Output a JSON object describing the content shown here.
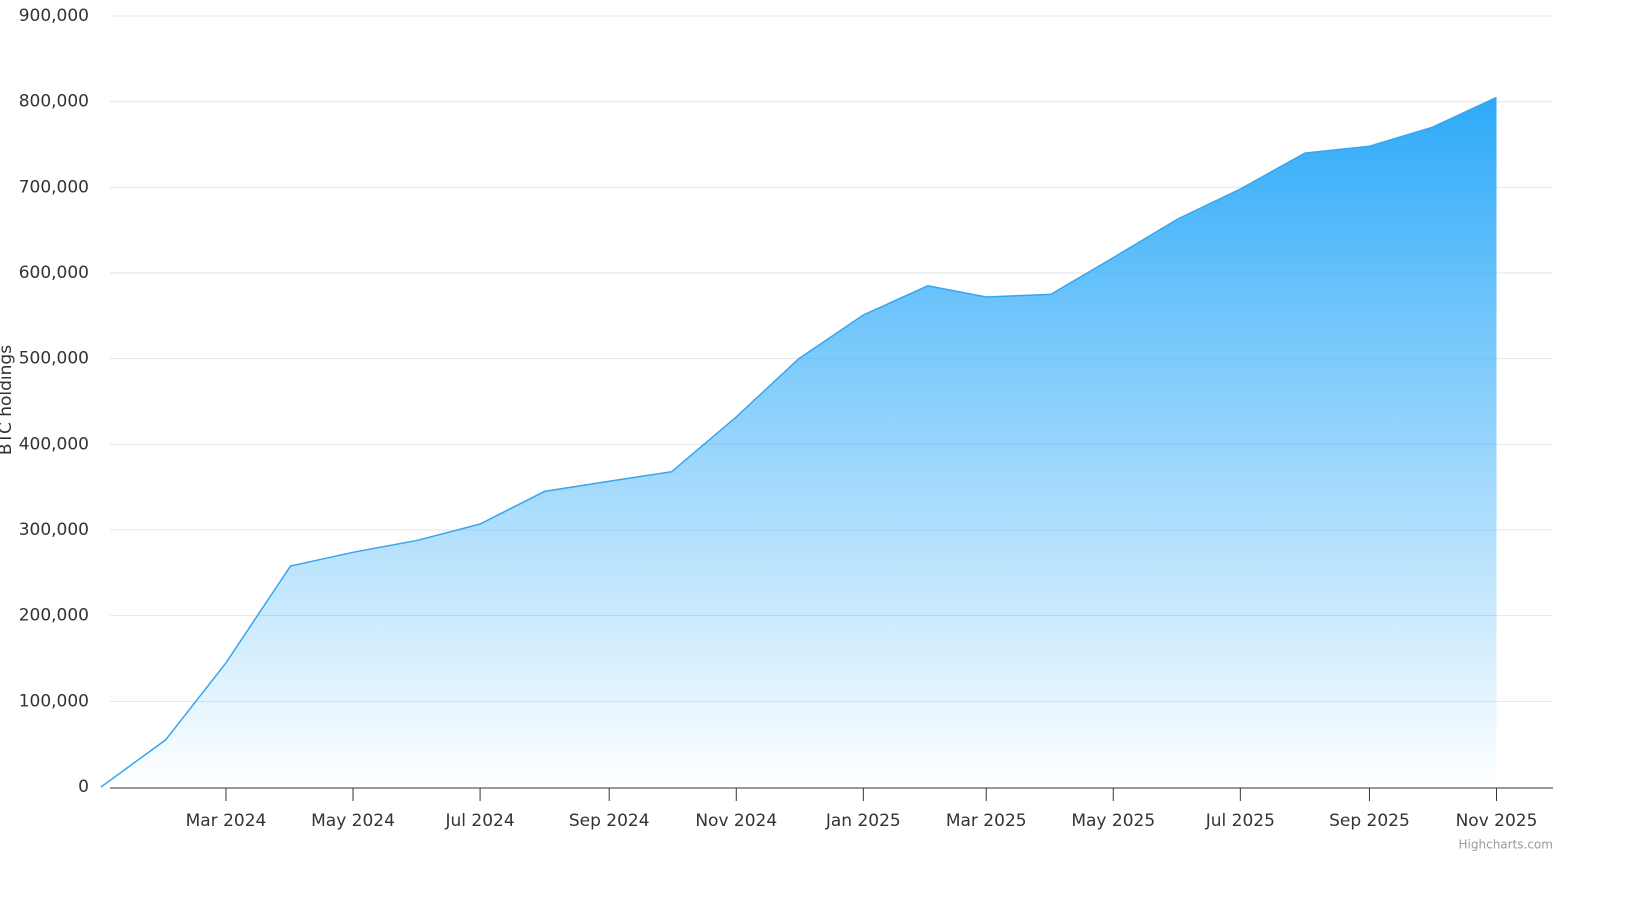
{
  "chart_data": {
    "type": "area",
    "y_label": "BTC holdings",
    "credit": "Highcharts.com",
    "color": "#36a6f0",
    "x": [
      "2024-01",
      "2024-02",
      "2024-03",
      "2024-04",
      "2024-05",
      "2024-06",
      "2024-07",
      "2024-08",
      "2024-09",
      "2024-10",
      "2024-11",
      "2024-12",
      "2025-01",
      "2025-02",
      "2025-03",
      "2025-04",
      "2025-05",
      "2025-06",
      "2025-07",
      "2025-08",
      "2025-09",
      "2025-10",
      "2025-11"
    ],
    "values": [
      0,
      55000,
      145000,
      258000,
      274000,
      288000,
      307000,
      345000,
      357000,
      368000,
      432000,
      500000,
      551000,
      585000,
      572000,
      575000,
      618000,
      663000,
      698000,
      740000,
      748000,
      770000,
      805000
    ],
    "xlim": [
      "2024-01",
      "2025-12"
    ],
    "xticks": [
      {
        "value": "2024-03",
        "label": "Mar 2024"
      },
      {
        "value": "2024-05",
        "label": "May 2024"
      },
      {
        "value": "2024-07",
        "label": "Jul 2024"
      },
      {
        "value": "2024-09",
        "label": "Sep 2024"
      },
      {
        "value": "2024-11",
        "label": "Nov 2024"
      },
      {
        "value": "2025-01",
        "label": "Jan 2025"
      },
      {
        "value": "2025-03",
        "label": "Mar 2025"
      },
      {
        "value": "2025-05",
        "label": "May 2025"
      },
      {
        "value": "2025-07",
        "label": "Jul 2025"
      },
      {
        "value": "2025-09",
        "label": "Sep 2025"
      },
      {
        "value": "2025-11",
        "label": "Nov 2025"
      }
    ],
    "ylim": [
      0,
      900000
    ],
    "yticks": [
      0,
      {
        "value": 100000,
        "label": "100,000"
      },
      {
        "value": 200000,
        "label": "200,000"
      },
      {
        "value": 300000,
        "label": "300,000"
      },
      {
        "value": 400000,
        "label": "400,000"
      },
      {
        "value": 500000,
        "label": "500,000"
      },
      {
        "value": 600000,
        "label": "600,000"
      },
      {
        "value": 700000,
        "label": "700,000"
      },
      {
        "value": 800000,
        "label": "800,000"
      },
      {
        "value": 900000,
        "label": "900,000"
      }
    ],
    "grid": true
  }
}
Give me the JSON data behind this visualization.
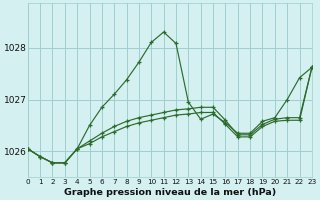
{
  "title": "Graphe pression niveau de la mer (hPa)",
  "bg_color": "#d4f0f0",
  "line_color": "#2d6b2d",
  "grid_color": "#9ecece",
  "xlim": [
    0,
    23
  ],
  "ylim": [
    1025.5,
    1028.85
  ],
  "yticks": [
    1026,
    1027,
    1028
  ],
  "series1": [
    1026.05,
    1025.9,
    1025.78,
    1025.78,
    1026.05,
    1026.5,
    1026.85,
    1027.1,
    1027.38,
    1027.72,
    1028.1,
    1028.3,
    1028.08,
    1026.95,
    1026.62,
    1026.72,
    1026.55,
    1026.35,
    1026.35,
    1026.58,
    1026.65,
    1027.0,
    1027.42,
    1027.62
  ],
  "series2": [
    1026.05,
    1025.9,
    1025.78,
    1025.78,
    1026.05,
    1026.2,
    1026.35,
    1026.48,
    1026.58,
    1026.65,
    1026.7,
    1026.75,
    1026.8,
    1026.82,
    1026.85,
    1026.85,
    1026.6,
    1026.32,
    1026.32,
    1026.52,
    1026.62,
    1026.65,
    1026.65,
    1027.62
  ],
  "series3": [
    1026.05,
    1025.9,
    1025.78,
    1025.78,
    1026.05,
    1026.15,
    1026.28,
    1026.38,
    1026.48,
    1026.55,
    1026.6,
    1026.65,
    1026.7,
    1026.72,
    1026.75,
    1026.75,
    1026.52,
    1026.28,
    1026.28,
    1026.48,
    1026.58,
    1026.6,
    1026.6,
    1027.62
  ]
}
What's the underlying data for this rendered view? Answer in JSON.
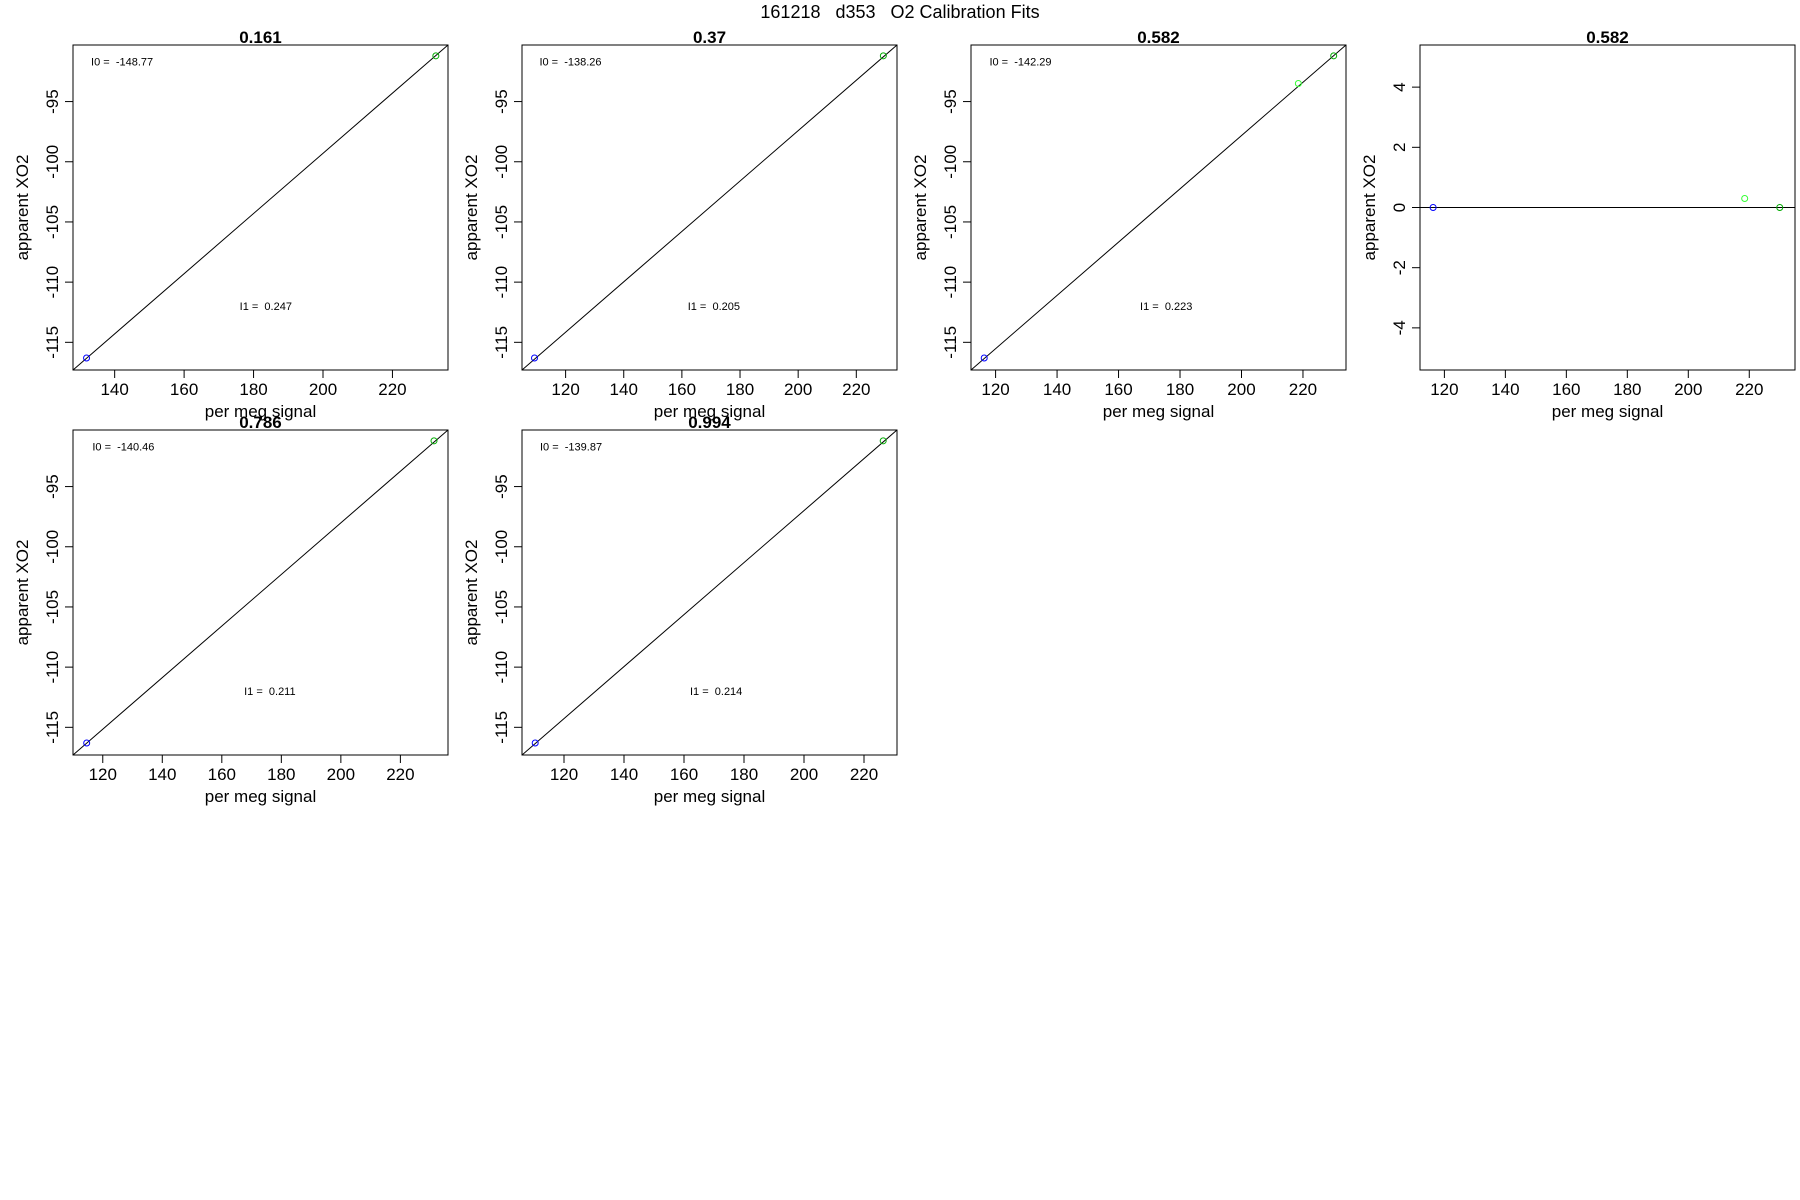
{
  "figure": {
    "title": "161218   d353   O2 Calibration Fits"
  },
  "chart_data": [
    {
      "type": "scatter",
      "title": "0.161",
      "xlabel": "per meg signal",
      "ylabel": "apparent XO2",
      "xlim": [
        128,
        236
      ],
      "ylim": [
        -117.3,
        -90.3
      ],
      "xticks": [
        140,
        160,
        180,
        200,
        220
      ],
      "yticks": [
        -115,
        -110,
        -105,
        -100,
        -95
      ],
      "grid": false,
      "line": {
        "x": [
          128,
          236
        ],
        "y": [
          -117.3,
          -90.3
        ]
      },
      "points": [
        {
          "x": 131.9,
          "y": -116.3,
          "color": "#0000ff"
        },
        {
          "x": 232.5,
          "y": -91.2,
          "color": "#00aa00"
        }
      ],
      "annotations": [
        {
          "text": "I0 =  -148.77",
          "x": 133.2,
          "y": -92.0
        },
        {
          "text": "I1 =  0.247",
          "x": 176.0,
          "y": -112.3
        }
      ]
    },
    {
      "type": "scatter",
      "title": "0.37",
      "xlabel": "per meg signal",
      "ylabel": "apparent XO2",
      "xlim": [
        105,
        234
      ],
      "ylim": [
        -117.3,
        -90.3
      ],
      "xticks": [
        120,
        140,
        160,
        180,
        200,
        220
      ],
      "yticks": [
        -115,
        -110,
        -105,
        -100,
        -95
      ],
      "grid": false,
      "line": {
        "x": [
          105,
          234
        ],
        "y": [
          -117.3,
          -90.3
        ]
      },
      "points": [
        {
          "x": 109.3,
          "y": -116.3,
          "color": "#0000ff"
        },
        {
          "x": 229.3,
          "y": -91.2,
          "color": "#00aa00"
        }
      ],
      "annotations": [
        {
          "text": "I0 =  -138.26",
          "x": 111.0,
          "y": -92.0
        },
        {
          "text": "I1 =  0.205",
          "x": 162.0,
          "y": -112.3
        }
      ]
    },
    {
      "type": "scatter",
      "title": "0.582",
      "xlabel": "per meg signal",
      "ylabel": "apparent XO2",
      "xlim": [
        112,
        234
      ],
      "ylim": [
        -117.3,
        -90.3
      ],
      "xticks": [
        120,
        140,
        160,
        180,
        200,
        220
      ],
      "yticks": [
        -115,
        -110,
        -105,
        -100,
        -95
      ],
      "grid": false,
      "line": {
        "x": [
          112,
          234
        ],
        "y": [
          -117.3,
          -90.3
        ]
      },
      "points": [
        {
          "x": 116.3,
          "y": -116.3,
          "color": "#0000ff"
        },
        {
          "x": 230.0,
          "y": -91.2,
          "color": "#00aa00"
        },
        {
          "x": 218.5,
          "y": -93.5,
          "color": "#33ff33"
        }
      ],
      "annotations": [
        {
          "text": "I0 =  -142.29",
          "x": 118.0,
          "y": -92.0
        },
        {
          "text": "I1 =  0.223",
          "x": 167.0,
          "y": -112.3
        }
      ]
    },
    {
      "type": "scatter",
      "title": "0.582",
      "xlabel": "per meg signal",
      "ylabel": "apparent XO2",
      "xlim": [
        112,
        235
      ],
      "ylim": [
        -5.4,
        5.4
      ],
      "xticks": [
        120,
        140,
        160,
        180,
        200,
        220
      ],
      "yticks": [
        -4,
        -2,
        0,
        2,
        4
      ],
      "grid": false,
      "hline": 0,
      "points": [
        {
          "x": 116.3,
          "y": 0.0,
          "color": "#0000ff"
        },
        {
          "x": 230.0,
          "y": 0.0,
          "color": "#00aa00"
        },
        {
          "x": 218.5,
          "y": 0.3,
          "color": "#33ff33"
        }
      ],
      "annotations": []
    },
    {
      "type": "scatter",
      "title": "0.786",
      "xlabel": "per meg signal",
      "ylabel": "apparent XO2",
      "xlim": [
        110,
        236
      ],
      "ylim": [
        -117.3,
        -90.3
      ],
      "xticks": [
        120,
        140,
        160,
        180,
        200,
        220
      ],
      "yticks": [
        -115,
        -110,
        -105,
        -100,
        -95
      ],
      "grid": false,
      "line": {
        "x": [
          110,
          236
        ],
        "y": [
          -117.3,
          -90.3
        ]
      },
      "points": [
        {
          "x": 114.6,
          "y": -116.3,
          "color": "#0000ff"
        },
        {
          "x": 231.3,
          "y": -91.2,
          "color": "#00aa00"
        }
      ],
      "annotations": [
        {
          "text": "I0 =  -140.46",
          "x": 116.5,
          "y": -92.0
        },
        {
          "text": "I1 =  0.211",
          "x": 167.5,
          "y": -112.3
        }
      ]
    },
    {
      "type": "scatter",
      "title": "0.994",
      "xlabel": "per meg signal",
      "ylabel": "apparent XO2",
      "xlim": [
        106,
        231
      ],
      "ylim": [
        -117.3,
        -90.3
      ],
      "xticks": [
        120,
        140,
        160,
        180,
        200,
        220
      ],
      "yticks": [
        -115,
        -110,
        -105,
        -100,
        -95
      ],
      "grid": false,
      "line": {
        "x": [
          106,
          231
        ],
        "y": [
          -117.3,
          -90.3
        ]
      },
      "points": [
        {
          "x": 110.4,
          "y": -116.3,
          "color": "#0000ff"
        },
        {
          "x": 226.4,
          "y": -91.2,
          "color": "#00aa00"
        }
      ],
      "annotations": [
        {
          "text": "I0 =  -139.87",
          "x": 112.0,
          "y": -92.0
        },
        {
          "text": "I1 =  0.214",
          "x": 162.0,
          "y": -112.3
        }
      ]
    }
  ]
}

Stated problem → Lines containing the string "JSON" should be counted; reply with their number and nothing more.

Right answer → 3